> [Data for this task]
= = = = =

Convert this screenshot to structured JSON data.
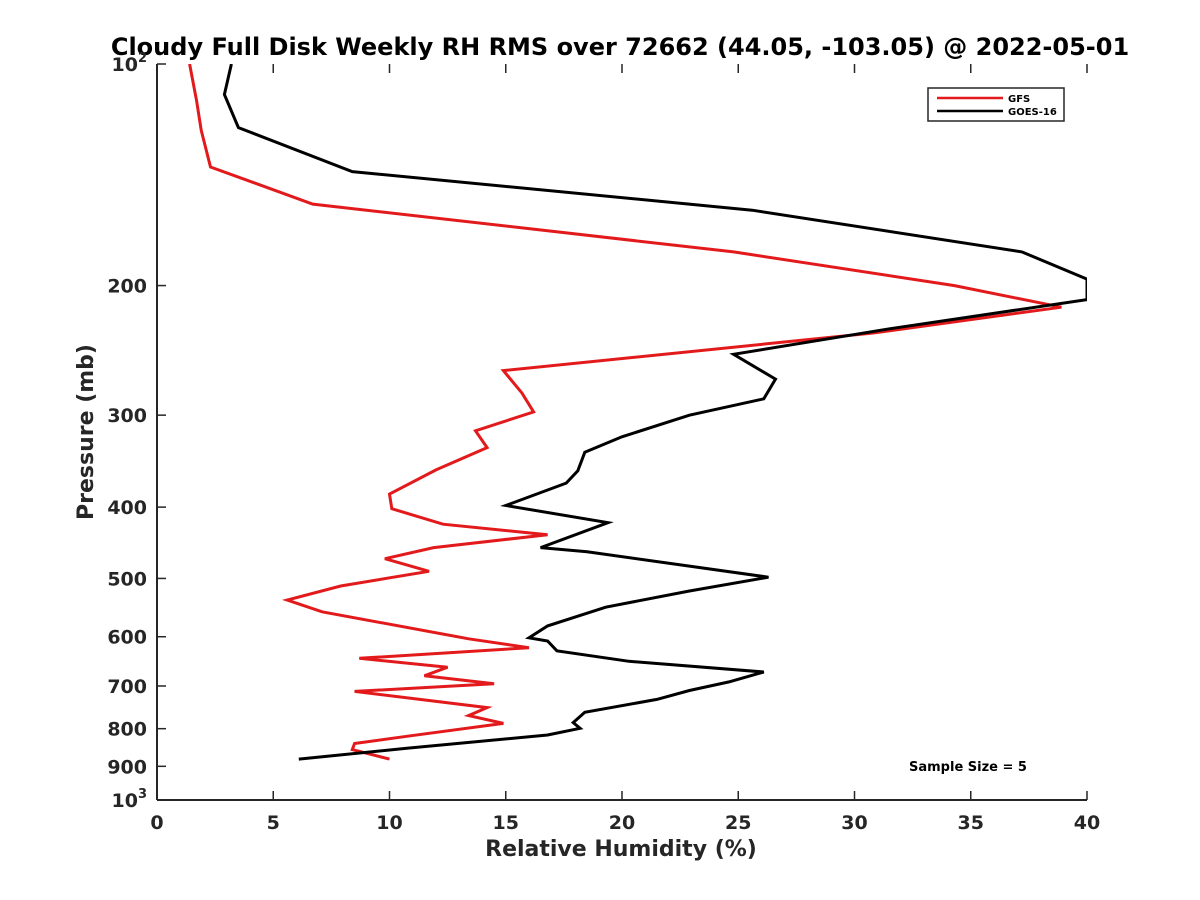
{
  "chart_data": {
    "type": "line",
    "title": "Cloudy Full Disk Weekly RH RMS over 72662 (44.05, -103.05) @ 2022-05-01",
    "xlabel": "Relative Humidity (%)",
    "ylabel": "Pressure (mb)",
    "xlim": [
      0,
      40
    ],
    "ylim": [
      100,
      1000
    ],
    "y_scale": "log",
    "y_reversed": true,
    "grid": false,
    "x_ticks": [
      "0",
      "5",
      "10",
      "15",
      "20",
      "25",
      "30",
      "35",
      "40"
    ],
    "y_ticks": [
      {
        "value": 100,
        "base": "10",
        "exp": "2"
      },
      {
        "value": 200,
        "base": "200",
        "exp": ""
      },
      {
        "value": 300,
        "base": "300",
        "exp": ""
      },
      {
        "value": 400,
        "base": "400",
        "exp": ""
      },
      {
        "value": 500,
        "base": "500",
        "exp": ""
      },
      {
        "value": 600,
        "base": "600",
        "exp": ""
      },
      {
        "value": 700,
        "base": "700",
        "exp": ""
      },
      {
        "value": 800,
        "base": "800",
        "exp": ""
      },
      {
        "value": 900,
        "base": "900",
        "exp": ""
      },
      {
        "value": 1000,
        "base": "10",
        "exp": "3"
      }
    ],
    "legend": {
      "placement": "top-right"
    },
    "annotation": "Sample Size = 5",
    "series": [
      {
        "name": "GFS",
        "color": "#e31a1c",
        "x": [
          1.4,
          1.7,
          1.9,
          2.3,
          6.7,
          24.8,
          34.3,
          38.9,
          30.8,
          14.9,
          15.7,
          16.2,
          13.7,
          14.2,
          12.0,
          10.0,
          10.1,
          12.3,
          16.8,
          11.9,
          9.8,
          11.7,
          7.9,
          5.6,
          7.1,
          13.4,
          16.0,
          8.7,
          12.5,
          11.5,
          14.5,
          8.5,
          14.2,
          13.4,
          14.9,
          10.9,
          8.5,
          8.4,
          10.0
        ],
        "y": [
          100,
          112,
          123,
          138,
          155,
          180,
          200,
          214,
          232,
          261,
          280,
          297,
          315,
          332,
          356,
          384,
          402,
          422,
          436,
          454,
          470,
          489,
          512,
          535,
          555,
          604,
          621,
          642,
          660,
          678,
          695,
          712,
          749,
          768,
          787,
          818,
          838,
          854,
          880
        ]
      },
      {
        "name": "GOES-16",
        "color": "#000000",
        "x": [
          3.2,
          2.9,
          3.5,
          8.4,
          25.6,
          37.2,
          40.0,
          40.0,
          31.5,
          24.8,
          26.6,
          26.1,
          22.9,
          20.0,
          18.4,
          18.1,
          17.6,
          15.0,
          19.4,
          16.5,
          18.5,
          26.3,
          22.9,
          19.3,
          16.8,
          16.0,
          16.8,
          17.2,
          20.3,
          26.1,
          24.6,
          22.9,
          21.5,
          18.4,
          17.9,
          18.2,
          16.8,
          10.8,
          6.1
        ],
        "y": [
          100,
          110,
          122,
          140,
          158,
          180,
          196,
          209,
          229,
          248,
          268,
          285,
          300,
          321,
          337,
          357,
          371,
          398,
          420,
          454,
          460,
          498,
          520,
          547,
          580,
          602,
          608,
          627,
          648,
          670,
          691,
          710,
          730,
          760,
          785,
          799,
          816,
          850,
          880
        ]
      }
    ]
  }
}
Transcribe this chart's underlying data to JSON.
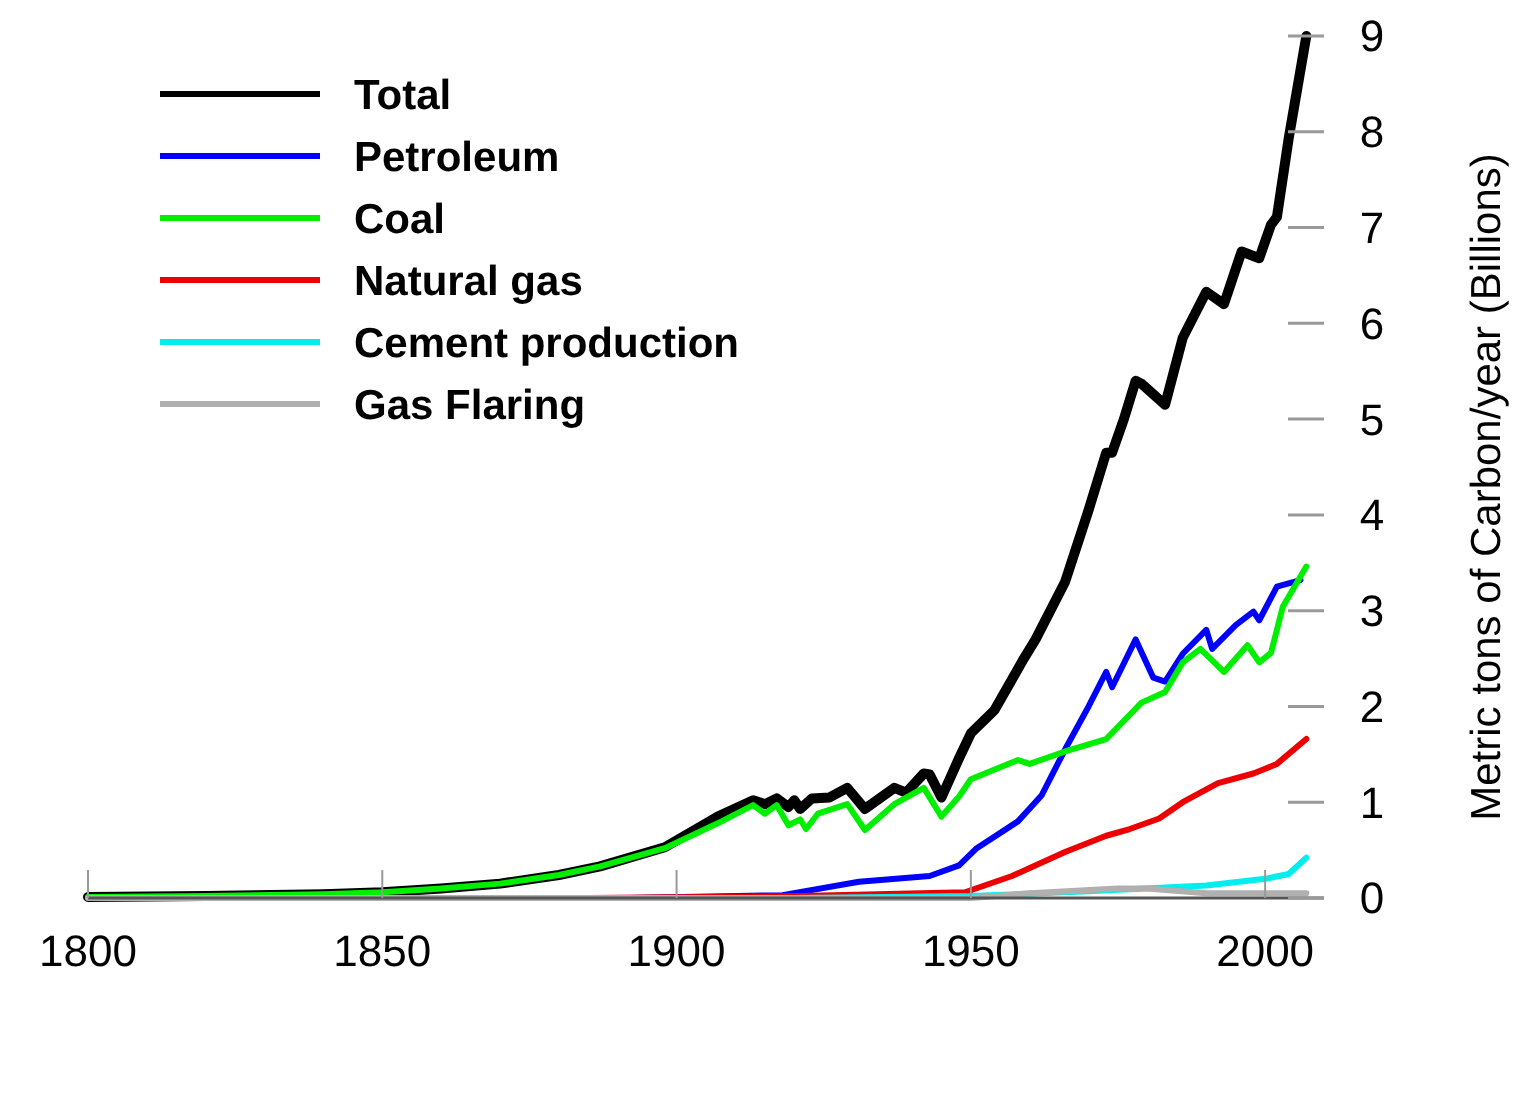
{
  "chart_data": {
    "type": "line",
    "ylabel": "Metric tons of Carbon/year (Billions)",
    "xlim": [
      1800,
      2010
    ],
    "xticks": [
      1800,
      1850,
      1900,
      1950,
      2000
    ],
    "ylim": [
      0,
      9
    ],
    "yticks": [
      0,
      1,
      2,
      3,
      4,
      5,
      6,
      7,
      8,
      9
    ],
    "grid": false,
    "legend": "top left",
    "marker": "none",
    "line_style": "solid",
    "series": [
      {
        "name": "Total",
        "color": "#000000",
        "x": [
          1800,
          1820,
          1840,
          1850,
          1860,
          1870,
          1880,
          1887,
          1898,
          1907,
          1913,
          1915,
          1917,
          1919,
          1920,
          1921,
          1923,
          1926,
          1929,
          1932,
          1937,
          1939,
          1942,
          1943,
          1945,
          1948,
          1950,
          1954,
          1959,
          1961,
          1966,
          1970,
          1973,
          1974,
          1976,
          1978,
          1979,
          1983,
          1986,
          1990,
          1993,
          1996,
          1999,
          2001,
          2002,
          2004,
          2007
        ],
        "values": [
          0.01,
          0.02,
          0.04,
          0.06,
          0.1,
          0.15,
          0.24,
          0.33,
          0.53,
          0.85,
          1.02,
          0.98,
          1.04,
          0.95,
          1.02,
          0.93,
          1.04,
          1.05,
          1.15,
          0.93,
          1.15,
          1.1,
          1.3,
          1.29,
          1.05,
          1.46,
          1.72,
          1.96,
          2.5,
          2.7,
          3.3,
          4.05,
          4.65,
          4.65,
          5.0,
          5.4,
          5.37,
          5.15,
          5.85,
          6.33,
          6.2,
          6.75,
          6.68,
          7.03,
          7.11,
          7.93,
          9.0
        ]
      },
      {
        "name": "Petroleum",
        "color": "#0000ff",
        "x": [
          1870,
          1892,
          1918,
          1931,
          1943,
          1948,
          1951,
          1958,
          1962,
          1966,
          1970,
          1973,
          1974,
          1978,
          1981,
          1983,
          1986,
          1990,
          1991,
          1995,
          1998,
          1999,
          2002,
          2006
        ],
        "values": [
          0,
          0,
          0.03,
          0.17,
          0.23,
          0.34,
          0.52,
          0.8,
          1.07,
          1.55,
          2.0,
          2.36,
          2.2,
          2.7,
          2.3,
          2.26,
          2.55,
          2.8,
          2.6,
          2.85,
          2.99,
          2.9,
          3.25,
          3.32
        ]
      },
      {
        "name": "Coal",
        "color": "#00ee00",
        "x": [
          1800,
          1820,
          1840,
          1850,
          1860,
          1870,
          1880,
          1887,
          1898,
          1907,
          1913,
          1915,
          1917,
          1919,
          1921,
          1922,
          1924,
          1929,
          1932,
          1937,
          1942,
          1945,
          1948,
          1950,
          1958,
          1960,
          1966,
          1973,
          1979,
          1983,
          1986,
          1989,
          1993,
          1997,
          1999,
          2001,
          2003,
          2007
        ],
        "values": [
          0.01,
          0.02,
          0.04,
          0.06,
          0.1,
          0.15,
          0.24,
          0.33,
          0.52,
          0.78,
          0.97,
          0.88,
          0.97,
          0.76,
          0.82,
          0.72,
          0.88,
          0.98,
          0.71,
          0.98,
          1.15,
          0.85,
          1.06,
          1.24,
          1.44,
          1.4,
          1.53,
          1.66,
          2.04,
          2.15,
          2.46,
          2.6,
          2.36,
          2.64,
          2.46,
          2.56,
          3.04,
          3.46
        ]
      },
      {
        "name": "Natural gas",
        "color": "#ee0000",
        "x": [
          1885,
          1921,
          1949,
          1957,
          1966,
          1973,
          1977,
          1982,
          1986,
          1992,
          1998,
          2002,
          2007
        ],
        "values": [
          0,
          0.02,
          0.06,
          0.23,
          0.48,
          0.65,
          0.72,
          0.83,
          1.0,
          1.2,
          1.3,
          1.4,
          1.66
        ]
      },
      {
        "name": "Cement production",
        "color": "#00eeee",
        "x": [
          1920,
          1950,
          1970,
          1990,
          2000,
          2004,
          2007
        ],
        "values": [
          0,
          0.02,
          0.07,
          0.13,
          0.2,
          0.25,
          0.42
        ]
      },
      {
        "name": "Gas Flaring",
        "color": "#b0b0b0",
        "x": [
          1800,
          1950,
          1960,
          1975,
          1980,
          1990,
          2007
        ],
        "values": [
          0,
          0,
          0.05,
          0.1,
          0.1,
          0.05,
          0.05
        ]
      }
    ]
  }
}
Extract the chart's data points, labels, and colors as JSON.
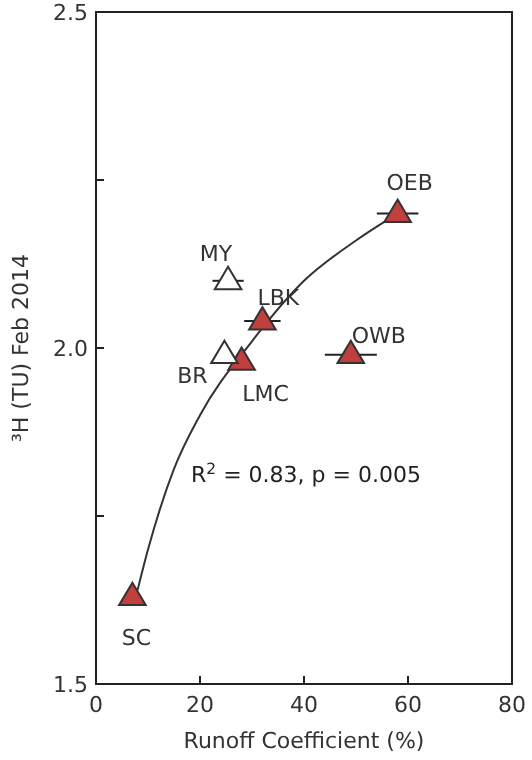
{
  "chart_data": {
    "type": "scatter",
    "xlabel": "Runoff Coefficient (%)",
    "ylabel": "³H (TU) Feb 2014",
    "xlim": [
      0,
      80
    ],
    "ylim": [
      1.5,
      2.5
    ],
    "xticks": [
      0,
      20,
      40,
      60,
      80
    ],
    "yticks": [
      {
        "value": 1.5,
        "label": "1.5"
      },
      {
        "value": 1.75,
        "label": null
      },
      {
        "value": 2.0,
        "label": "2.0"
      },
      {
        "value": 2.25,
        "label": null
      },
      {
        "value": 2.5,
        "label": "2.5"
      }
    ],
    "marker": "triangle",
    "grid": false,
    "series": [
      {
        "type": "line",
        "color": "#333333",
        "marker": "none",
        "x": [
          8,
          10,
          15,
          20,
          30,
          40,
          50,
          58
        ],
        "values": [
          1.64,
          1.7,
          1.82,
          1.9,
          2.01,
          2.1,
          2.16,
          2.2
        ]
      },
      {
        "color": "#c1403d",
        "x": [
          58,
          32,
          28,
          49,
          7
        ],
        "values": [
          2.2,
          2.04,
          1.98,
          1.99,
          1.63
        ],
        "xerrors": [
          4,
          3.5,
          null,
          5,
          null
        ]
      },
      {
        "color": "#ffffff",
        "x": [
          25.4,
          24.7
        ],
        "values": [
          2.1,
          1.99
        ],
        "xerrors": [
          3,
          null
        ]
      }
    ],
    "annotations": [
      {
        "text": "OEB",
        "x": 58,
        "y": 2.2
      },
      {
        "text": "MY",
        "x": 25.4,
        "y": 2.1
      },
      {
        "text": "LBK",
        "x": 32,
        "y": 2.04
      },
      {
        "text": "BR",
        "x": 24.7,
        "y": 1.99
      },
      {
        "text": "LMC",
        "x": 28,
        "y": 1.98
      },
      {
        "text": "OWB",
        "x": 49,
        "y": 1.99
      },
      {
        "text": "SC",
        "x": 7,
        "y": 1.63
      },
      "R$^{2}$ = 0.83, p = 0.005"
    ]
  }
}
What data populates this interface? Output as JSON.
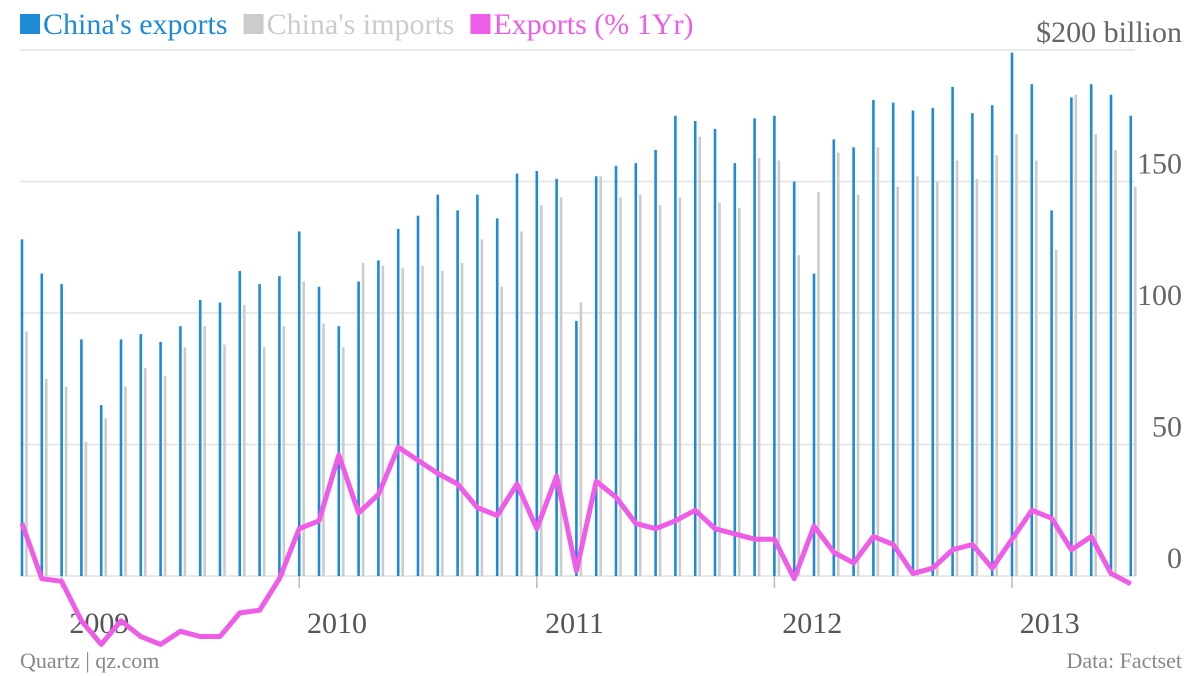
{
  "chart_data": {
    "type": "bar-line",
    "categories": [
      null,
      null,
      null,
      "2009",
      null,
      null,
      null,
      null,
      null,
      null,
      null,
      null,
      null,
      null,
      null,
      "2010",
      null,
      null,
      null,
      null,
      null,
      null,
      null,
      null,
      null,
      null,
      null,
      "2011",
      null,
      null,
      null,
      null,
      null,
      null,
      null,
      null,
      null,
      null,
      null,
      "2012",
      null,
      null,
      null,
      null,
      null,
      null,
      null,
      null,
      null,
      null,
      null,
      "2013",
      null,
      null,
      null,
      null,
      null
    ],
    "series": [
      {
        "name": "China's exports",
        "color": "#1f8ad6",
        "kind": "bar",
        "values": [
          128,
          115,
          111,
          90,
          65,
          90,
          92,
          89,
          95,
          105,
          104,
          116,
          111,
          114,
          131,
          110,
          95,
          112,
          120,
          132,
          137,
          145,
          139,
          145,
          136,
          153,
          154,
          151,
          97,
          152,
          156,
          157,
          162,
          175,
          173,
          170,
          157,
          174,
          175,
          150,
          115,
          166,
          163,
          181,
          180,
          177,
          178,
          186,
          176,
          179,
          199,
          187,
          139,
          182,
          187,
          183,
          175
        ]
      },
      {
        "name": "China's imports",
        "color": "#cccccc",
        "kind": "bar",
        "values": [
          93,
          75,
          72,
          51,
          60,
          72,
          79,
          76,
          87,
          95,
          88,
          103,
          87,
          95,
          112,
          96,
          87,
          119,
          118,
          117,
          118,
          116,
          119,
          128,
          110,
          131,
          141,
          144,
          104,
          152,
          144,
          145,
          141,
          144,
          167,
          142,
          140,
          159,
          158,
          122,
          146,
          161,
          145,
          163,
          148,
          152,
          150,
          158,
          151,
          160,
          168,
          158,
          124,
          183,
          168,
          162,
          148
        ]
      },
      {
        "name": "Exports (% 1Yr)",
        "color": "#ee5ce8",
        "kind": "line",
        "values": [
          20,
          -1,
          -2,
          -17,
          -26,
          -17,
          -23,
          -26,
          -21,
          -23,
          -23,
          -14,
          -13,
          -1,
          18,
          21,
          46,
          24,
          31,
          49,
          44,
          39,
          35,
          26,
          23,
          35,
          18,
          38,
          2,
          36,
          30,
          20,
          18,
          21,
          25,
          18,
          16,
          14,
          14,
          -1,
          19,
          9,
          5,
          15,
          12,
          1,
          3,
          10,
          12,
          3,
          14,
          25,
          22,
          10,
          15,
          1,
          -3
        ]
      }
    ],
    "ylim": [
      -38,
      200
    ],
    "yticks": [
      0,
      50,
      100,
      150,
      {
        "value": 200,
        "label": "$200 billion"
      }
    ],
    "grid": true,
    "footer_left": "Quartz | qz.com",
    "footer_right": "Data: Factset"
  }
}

= = = = =

> [What to work on]
Single out each line of the records above with the string "type" in it, and copy it.

> [Answer for the task]
    "type": "line",
    "type": "line",
    "type": "scatter",
        "type": "line",
    "type": "bar-line",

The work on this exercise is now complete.